**EXERCISE AIM**:
Type out every line below exactly as it reads.

**EXCERPTED DATA**:
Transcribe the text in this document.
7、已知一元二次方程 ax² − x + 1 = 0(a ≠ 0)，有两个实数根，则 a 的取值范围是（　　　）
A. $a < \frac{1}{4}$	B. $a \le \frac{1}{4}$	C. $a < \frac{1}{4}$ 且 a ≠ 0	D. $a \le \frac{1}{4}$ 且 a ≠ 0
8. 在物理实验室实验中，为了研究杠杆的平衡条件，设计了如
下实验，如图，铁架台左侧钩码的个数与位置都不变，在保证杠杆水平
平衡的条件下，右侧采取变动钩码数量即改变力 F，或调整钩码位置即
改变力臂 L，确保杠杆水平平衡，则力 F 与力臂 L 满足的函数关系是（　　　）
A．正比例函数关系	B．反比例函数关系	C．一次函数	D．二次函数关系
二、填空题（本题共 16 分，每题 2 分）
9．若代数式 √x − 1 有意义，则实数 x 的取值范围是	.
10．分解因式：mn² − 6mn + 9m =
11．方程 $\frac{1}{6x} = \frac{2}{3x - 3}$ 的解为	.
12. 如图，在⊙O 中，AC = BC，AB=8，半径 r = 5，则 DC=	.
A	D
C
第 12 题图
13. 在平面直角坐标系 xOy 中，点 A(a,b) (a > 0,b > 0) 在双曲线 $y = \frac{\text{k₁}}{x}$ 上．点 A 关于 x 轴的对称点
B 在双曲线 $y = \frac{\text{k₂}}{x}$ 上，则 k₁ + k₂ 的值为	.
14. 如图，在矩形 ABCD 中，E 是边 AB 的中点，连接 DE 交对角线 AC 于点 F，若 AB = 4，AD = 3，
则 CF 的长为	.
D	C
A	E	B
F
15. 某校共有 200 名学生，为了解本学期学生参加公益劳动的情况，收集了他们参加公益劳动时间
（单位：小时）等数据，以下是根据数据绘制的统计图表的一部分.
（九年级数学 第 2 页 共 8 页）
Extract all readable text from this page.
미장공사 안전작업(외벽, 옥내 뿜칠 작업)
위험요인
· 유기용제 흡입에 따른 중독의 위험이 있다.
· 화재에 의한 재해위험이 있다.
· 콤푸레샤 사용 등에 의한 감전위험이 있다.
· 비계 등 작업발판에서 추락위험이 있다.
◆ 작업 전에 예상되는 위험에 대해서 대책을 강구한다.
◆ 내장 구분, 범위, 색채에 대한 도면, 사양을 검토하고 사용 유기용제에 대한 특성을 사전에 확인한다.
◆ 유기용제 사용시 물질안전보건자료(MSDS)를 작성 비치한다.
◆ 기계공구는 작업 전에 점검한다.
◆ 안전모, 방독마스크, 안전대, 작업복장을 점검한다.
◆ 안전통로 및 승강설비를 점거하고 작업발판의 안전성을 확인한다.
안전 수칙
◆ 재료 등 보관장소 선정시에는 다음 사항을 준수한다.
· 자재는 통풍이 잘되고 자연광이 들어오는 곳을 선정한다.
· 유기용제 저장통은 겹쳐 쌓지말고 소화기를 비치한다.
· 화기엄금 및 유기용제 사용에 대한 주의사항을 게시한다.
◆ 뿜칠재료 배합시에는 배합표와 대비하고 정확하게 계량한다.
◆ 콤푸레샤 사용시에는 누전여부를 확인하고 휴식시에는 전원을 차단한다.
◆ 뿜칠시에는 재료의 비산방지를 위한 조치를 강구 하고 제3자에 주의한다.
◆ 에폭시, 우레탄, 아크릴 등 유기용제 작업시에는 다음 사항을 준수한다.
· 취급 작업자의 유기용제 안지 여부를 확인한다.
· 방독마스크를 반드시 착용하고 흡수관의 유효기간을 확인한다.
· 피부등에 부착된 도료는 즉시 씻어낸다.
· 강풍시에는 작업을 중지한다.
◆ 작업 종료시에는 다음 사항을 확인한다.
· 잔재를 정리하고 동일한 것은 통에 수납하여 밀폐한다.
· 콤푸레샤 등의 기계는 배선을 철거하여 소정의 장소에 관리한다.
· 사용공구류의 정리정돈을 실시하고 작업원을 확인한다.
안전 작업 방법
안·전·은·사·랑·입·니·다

**WRITTEN RESPONSE**:
Transcribe the text in this document.
7、已知一元二次方程 ax² − x + 1 = 0(a ≠ 0)，有两个实数根，则 a 的取值范围是（　　　）
A. $a < \frac{1}{4}$	B. $a \le \frac{1}{4}$	C. $a < \frac{1}{4}$ 且 a ≠ 0	D. $a \le \frac{1}{4}$ 且 a ≠ 0
8. 在物理实验室实验中，为了研究杠杆的平衡条件，设计了如
下实验，如图，铁架台左侧钩码的个数与位置都不变，在保证杠杆水平
平衡的条件下，右侧采取变动钩码数量即改变力 F，或调整钩码位置即
改变力臂 L，确保杠杆水平平衡，则力 F 与力臂 L 满足的函数关系是（　　　）
A．正比例函数关系	B．反比例函数关系	C．一次函数	D．二次函数关系
二、填空题（本题共 16 分，每题 2 分）
9．若代数式 √x − 1 有意义，则实数 x 的取值范围是	.
10．分解因式：mn² − 6mn + 9m =
11．方程 $\frac{1}{6x} = \frac{2}{3x - 3}$ 的解为	.
12. 如图，在⊙O 中，AC = BC，AB=8，半径 r = 5，则 DC=	.
A	D
C
第 12 题图
13. 在平面直角坐标系 xOy 中，点 A(a,b) (a > 0,b > 0) 在双曲线 $y = \frac{\text{k₁}}{x}$ 上．点 A 关于 x 轴的对称点
B 在双曲线 $y = \frac{\text{k₂}}{x}$ 上，则 k₁ + k₂ 的值为	.
14. 如图，在矩形 ABCD 中，E 是边 AB 的中点，连接 DE 交对角线 AC 于点 F，若 AB = 4，AD = 3，
则 CF 的长为	.
D	C
A	E	B
F
15. 某校共有 200 名学生，为了解本学期学生参加公益劳动的情况，收集了他们参加公益劳动时间
（单位：小时）等数据，以下是根据数据绘制的统计图表的一部分.
（九年级数学 第 2 页 共 8 页）
Extract all readable text from this page.
미장공사 안전작업(외벽, 옥내 뿜칠 작업)
위험요인
· 유기용제 흡입에 따른 중독의 위험이 있다.
· 화재에 의한 재해위험이 있다.
· 콤푸레샤 사용 등에 의한 감전위험이 있다.
· 비계 등 작업발판에서 추락위험이 있다.
◆ 작업 전에 예상되는 위험에 대해서 대책을 강구한다.
◆ 내장 구분, 범위, 색채에 대한 도면, 사양을 검토하고 사용 유기용제에 대한 특성을 사전에 확인한다.
◆ 유기용제 사용시 물질안전보건자료(MSDS)를 작성 비치한다.
◆ 기계공구는 작업 전에 점검한다.
◆ 안전모, 방독마스크, 안전대, 작업복장을 점검한다.
◆ 안전통로 및 승강설비를 점거하고 작업발판의 안전성을 확인한다.
안전 수칙
◆ 재료 등 보관장소 선정시에는 다음 사항을 준수한다.
· 자재는 통풍이 잘되고 자연광이 들어오는 곳을 선정한다.
· 유기용제 저장통은 겹쳐 쌓지말고 소화기를 비치한다.
· 화기엄금 및 유기용제 사용에 대한 주의사항을 게시한다.
◆ 뿜칠재료 배합시에는 배합표와 대비하고 정확하게 계량한다.
◆ 콤푸레샤 사용시에는 누전여부를 확인하고 휴식시에는 전원을 차단한다.
◆ 뿜칠시에는 재료의 비산방지를 위한 조치를 강구 하고 제3자에 주의한다.
◆ 에폭시, 우레탄, 아크릴 등 유기용제 작업시에는 다음 사항을 준수한다.
· 취급 작업자의 유기용제 안지 여부를 확인한다.
· 방독마스크를 반드시 착용하고 흡수관의 유효기간을 확인한다.
· 피부등에 부착된 도료는 즉시 씻어낸다.
· 강풍시에는 작업을 중지한다.
◆ 작업 종료시에는 다음 사항을 확인한다.
· 잔재를 정리하고 동일한 것은 통에 수납하여 밀폐한다.
· 콤푸레샤 등의 기계는 배선을 철거하여 소정의 장소에 관리한다.
· 사용공구류의 정리정돈을 실시하고 작업원을 확인한다.
안전 작업 방법
안·전·은·사·랑·입·니·다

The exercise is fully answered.